#### SECTION DU DOCUMENT ####
22 pays, dont les Émirats arabes unis, Bahreïn, le Royaume-Uni, la France, le Canada et le Japon, ont annoncé ce qu’ils étaient « prêts à contribuer aux efforts » visant à rouvrir le détroit d’Ormuz, désormais quasi impraticable en raison de l’escalade militaire avec l'Iran. c
Ces États, majoritairement européens et alliés des États-Unis, ont condamné les récentes attaques iraniennes visant des navires commerciaux ainsi que des infrastructures pétrolières et gazières. Ils ont appelé à un « moratoire immédiat et global » sur les attaques contre les infrastructures civiles, dans un effort pour freiner une spirale de déstabilisation aux conséquences économiques mondiales.
Une mobilisation tardive sous pression américaine
Cette prise de position intervient après plusieurs jours de flottement diplomatique. Face à l’enlisement de la situation, le président américain Donald Trump avait exhorté ses alliés à s’engager concrètement pour sécuriser le détroit, par lequel transite près d’un tiers du pétrole mondial.
Mais son appel avait d’abord rencontré des réticences, notamment en Europe, où plusieurs gouvernements redoutaient une implication directe dans un conflit à haut risque avec Téhéran.
Avec l’intensification des attaques et la perturbation croissante des flux énergétiques à l'origine de l'explosion des prix du pétrole, certains pays semblent désormais disposés à coordonner leurs efforts, envoyant un signal politique aux marchés et à l’Iran.
#### EXTRAITS DE DONNÉES ####
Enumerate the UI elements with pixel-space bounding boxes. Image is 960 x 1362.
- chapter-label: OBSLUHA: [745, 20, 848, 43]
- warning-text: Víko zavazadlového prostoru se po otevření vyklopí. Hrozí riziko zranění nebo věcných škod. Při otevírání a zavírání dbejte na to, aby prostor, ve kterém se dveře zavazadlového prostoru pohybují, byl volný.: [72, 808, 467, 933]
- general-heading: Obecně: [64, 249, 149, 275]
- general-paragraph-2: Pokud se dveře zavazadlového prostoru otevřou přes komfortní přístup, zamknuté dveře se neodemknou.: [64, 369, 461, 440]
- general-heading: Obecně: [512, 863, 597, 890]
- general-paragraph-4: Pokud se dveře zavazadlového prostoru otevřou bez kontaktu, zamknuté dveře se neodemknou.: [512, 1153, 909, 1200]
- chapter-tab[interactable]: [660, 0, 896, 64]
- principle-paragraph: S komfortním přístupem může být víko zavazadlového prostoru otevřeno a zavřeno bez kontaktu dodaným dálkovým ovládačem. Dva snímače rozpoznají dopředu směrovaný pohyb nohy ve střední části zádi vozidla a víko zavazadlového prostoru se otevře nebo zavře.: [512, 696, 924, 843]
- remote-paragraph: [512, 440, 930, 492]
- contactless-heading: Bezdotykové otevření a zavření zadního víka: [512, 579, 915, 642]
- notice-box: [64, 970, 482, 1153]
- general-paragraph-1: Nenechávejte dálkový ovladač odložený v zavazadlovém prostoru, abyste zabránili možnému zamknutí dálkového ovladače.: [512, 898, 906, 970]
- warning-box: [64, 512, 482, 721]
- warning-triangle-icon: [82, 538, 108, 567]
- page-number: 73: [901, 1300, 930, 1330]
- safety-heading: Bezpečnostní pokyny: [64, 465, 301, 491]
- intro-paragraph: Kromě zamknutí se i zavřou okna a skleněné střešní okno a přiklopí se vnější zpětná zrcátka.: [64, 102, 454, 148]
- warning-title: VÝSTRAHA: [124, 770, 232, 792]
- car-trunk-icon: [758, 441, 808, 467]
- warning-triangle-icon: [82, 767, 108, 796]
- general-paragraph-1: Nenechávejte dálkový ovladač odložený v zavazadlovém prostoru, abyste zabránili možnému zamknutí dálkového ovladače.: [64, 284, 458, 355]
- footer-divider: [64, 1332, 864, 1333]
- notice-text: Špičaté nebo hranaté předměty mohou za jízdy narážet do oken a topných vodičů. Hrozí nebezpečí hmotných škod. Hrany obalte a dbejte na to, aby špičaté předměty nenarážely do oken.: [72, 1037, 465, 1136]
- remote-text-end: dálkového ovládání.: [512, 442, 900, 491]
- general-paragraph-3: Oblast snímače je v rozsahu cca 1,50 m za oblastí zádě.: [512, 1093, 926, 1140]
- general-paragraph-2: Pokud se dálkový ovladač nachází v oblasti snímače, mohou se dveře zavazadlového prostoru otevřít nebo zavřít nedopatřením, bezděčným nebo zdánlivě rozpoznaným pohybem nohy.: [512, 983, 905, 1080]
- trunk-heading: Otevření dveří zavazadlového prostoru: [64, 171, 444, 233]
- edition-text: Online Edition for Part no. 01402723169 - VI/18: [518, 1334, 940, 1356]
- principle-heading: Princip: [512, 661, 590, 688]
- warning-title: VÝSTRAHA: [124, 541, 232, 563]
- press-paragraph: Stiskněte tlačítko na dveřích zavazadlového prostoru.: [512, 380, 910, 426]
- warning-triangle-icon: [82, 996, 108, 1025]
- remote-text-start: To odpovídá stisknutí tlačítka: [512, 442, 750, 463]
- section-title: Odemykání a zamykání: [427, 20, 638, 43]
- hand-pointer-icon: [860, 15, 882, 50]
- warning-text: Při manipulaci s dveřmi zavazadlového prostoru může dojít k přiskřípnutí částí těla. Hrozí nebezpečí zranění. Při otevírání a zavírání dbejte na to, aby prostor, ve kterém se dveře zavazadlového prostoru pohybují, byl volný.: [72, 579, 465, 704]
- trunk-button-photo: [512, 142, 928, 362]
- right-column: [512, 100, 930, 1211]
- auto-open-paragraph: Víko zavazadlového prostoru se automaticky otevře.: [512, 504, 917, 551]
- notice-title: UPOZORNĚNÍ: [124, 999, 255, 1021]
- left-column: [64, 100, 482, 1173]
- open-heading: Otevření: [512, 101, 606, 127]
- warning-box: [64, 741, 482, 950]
####
■ CONSIGNE A
D'après le texte sur le détroit d'Ormuz, quelle part du pétrole mondial passe par ce détroit ?
■ CONSIGNE B
Citez le texte sur le détroit d'Ormuz de « Avec l’intensification des » à « et à l’Iran. ».
■ CONSIGNE C
Traduisez en anglais cette phrase du texte sur le détroit d'Ormuz : « Mais son appel avait d’abord rencontré des réticences, notamment en Europe, où plusieurs gouvernements redoutaient une implication directe dans un conflit à haut risque avec Téhéran. »
Le listing provient d'une autre source que le texte.

■ RÉSULTAT A
Près d'un tiers du pétrole mondial.

■ RÉSULTAT B
Avec l’intensification des attaques et la perturbation croissante des flux énergétiques à l'origine de l'explosion des prix du pétrole, certains pays semblent désormais disposés à coordonner leurs efforts, envoyant un signal politique aux marchés et à l’Iran.

■ RÉSULTAT C
But his appeal had initially met with reluctance, particularly in Europe, where several governments feared direct involvement in a high-risk conflict with Tehran.